Given data |
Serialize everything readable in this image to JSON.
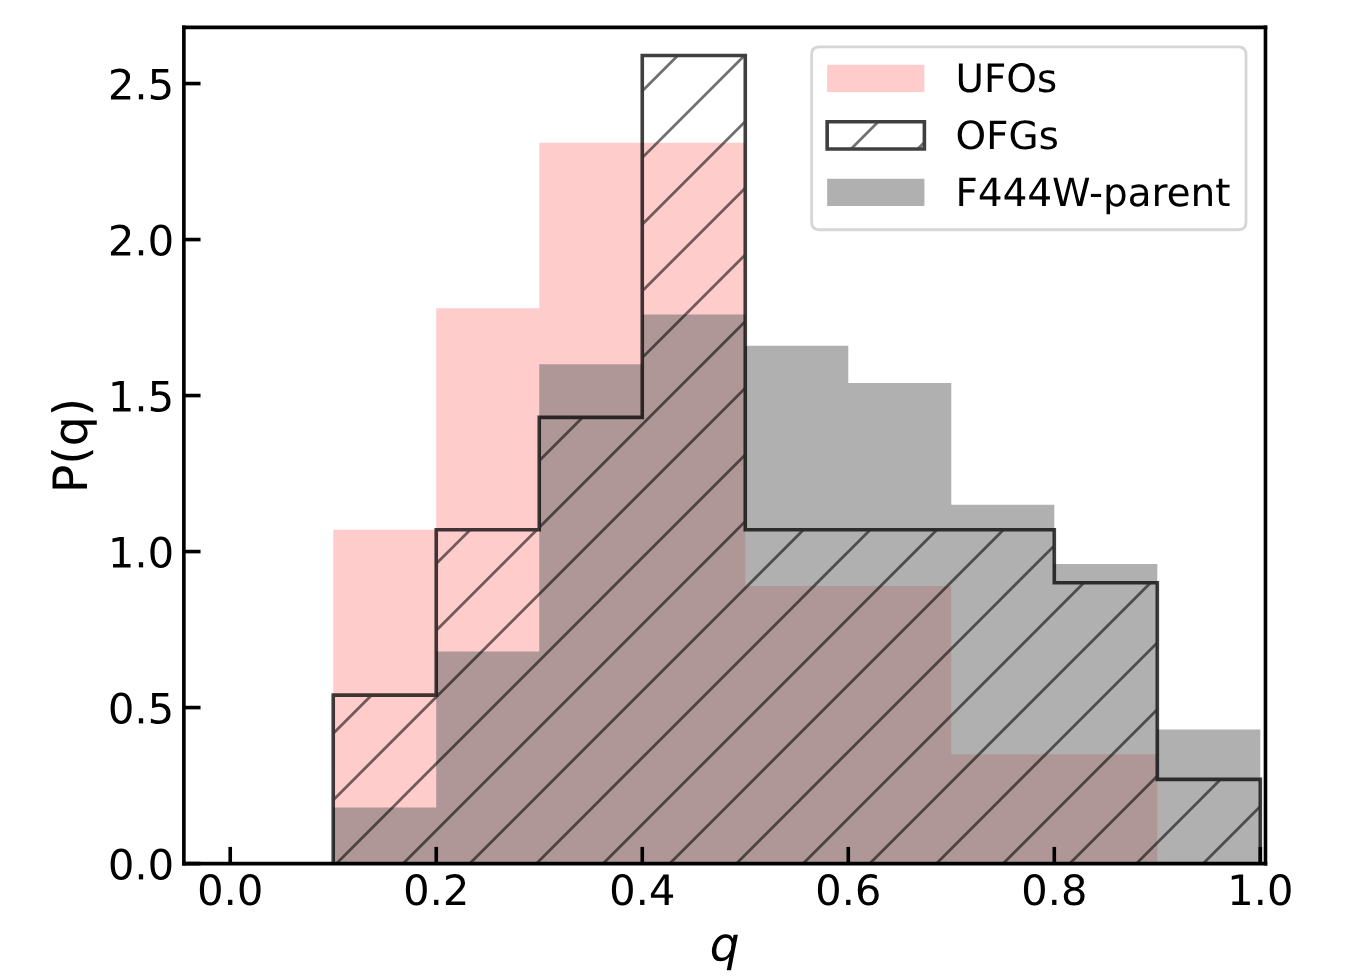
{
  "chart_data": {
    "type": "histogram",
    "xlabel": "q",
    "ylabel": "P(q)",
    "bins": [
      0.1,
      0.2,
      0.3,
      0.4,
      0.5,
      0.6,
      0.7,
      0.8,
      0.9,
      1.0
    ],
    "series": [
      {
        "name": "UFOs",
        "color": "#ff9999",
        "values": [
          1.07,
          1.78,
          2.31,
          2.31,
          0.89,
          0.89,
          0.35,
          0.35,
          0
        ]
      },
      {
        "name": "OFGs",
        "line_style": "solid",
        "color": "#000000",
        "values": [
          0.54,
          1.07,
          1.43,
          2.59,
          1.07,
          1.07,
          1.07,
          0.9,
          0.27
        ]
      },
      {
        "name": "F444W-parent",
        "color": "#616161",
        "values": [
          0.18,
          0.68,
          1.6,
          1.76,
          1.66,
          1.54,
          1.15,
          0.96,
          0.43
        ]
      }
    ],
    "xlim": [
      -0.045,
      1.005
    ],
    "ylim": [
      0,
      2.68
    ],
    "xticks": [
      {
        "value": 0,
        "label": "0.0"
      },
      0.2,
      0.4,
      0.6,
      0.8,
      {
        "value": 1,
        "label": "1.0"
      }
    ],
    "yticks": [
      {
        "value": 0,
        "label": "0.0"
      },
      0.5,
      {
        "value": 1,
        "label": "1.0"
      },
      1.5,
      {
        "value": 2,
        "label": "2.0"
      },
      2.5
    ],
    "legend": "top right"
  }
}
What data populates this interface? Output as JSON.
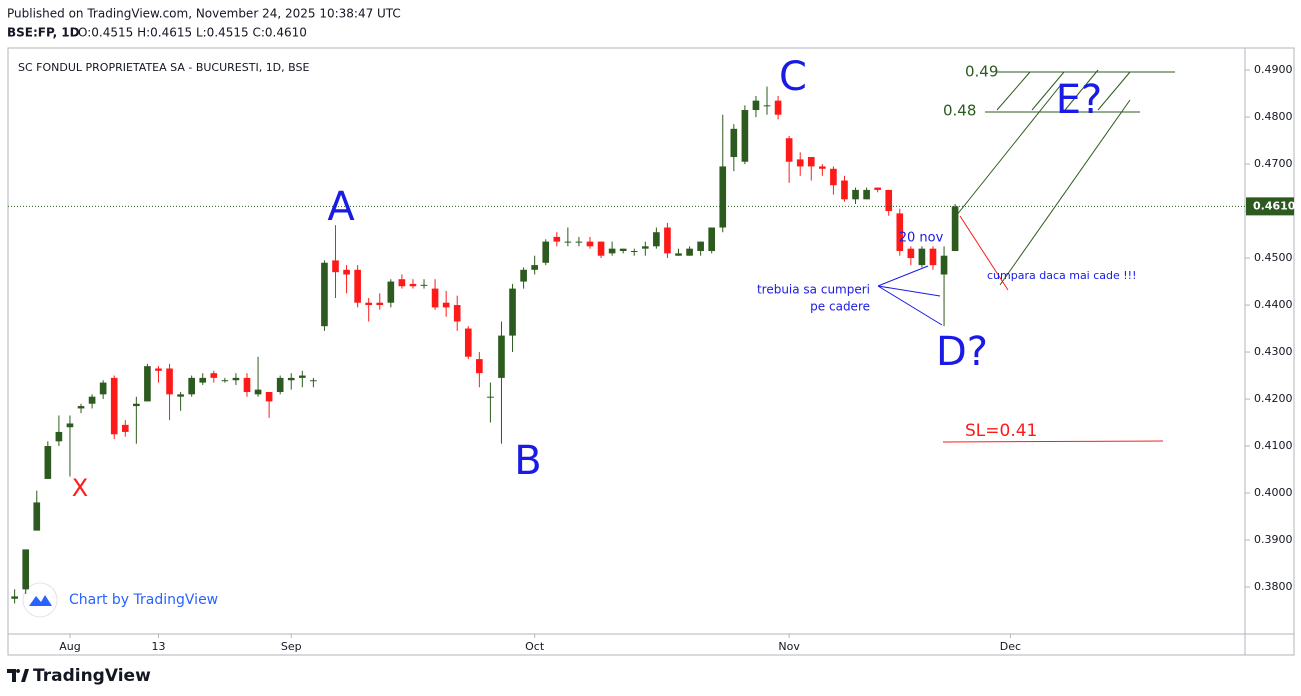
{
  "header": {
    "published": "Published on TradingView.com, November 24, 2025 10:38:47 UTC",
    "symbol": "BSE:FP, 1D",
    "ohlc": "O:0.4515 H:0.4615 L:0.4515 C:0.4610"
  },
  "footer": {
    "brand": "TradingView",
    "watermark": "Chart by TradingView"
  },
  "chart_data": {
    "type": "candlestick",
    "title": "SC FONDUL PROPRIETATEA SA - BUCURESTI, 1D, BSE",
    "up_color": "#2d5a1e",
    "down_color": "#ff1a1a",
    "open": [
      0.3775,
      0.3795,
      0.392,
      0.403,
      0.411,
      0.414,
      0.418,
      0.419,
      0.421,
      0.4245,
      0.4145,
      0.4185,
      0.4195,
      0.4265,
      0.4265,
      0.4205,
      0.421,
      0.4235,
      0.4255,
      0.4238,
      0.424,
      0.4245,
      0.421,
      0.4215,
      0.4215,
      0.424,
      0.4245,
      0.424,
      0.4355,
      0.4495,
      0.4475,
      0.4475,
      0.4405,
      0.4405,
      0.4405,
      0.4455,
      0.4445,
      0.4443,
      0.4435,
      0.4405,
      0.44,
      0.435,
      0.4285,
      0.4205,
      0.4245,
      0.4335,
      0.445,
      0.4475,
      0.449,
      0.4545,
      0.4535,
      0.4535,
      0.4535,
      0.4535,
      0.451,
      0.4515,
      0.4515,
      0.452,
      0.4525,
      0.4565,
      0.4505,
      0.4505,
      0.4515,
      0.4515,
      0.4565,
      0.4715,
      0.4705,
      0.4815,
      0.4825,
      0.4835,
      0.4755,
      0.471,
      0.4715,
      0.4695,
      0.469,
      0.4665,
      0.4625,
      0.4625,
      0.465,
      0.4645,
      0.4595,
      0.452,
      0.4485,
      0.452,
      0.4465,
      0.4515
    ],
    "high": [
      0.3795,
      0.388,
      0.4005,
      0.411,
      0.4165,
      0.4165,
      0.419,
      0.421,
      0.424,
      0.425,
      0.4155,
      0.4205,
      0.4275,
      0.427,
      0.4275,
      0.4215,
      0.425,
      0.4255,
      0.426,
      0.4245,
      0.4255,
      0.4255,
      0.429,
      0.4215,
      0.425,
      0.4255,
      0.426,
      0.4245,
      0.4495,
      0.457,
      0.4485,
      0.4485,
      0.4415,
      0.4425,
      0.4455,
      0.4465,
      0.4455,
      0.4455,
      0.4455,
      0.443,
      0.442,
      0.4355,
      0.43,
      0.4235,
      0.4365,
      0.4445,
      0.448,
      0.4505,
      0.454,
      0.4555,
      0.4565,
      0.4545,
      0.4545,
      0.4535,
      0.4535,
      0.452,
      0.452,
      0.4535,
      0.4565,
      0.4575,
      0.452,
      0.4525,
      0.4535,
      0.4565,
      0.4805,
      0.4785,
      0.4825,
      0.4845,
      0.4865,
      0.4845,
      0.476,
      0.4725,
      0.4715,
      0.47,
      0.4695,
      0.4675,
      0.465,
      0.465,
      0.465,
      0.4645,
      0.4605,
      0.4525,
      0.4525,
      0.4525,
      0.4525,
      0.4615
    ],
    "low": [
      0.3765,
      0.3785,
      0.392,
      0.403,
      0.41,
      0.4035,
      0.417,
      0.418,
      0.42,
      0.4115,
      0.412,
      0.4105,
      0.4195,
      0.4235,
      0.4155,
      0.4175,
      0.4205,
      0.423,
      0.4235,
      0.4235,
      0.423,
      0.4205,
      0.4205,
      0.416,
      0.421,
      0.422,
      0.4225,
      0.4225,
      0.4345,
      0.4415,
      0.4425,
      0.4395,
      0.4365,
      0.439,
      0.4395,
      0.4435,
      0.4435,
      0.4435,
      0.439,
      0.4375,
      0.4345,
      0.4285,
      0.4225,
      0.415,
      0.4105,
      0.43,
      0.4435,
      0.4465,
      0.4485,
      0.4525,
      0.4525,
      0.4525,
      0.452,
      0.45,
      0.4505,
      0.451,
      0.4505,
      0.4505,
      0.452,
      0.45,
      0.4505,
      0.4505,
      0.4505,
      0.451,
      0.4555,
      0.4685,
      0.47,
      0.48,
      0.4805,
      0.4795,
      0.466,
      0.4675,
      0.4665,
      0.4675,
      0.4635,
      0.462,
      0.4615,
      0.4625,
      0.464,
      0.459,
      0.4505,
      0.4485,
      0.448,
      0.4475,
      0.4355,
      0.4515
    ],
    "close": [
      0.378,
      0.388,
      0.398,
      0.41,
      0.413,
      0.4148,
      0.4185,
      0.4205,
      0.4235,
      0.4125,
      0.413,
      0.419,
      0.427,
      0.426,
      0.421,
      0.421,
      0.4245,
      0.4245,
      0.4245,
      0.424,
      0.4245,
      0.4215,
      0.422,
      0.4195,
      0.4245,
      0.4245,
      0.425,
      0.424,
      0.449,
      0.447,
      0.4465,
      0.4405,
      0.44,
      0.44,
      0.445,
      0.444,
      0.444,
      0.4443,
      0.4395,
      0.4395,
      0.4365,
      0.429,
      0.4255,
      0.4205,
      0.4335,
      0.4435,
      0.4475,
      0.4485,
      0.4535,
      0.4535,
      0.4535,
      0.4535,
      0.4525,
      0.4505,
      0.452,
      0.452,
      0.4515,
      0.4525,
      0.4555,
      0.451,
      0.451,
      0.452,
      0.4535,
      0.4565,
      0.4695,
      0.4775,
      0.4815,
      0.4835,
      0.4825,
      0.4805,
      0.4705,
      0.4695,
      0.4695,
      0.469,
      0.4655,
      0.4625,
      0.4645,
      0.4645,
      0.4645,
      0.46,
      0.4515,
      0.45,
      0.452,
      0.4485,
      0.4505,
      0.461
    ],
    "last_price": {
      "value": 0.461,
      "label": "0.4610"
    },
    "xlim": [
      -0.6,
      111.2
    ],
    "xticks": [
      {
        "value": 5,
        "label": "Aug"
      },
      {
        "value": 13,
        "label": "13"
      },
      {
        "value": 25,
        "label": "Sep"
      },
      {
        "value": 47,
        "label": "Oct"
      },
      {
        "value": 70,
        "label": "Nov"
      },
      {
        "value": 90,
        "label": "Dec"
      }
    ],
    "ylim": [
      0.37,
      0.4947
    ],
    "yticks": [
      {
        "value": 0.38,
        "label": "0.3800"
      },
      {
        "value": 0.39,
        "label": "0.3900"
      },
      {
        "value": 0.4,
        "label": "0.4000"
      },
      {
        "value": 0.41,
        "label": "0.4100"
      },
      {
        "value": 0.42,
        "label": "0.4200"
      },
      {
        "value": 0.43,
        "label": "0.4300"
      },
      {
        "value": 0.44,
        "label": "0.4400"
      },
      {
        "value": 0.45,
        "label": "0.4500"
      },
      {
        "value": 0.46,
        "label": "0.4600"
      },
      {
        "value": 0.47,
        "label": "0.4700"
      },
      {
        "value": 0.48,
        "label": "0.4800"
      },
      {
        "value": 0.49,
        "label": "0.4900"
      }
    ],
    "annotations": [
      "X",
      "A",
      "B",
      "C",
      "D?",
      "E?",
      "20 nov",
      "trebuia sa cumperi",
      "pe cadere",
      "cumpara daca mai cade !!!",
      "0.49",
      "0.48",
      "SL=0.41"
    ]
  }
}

What the task asks | In the entries above, find each line with the word "this" and copy it.

Complete response |
Serialize everything readable in this image to JSON.
What data populates this interface? Output as JSON.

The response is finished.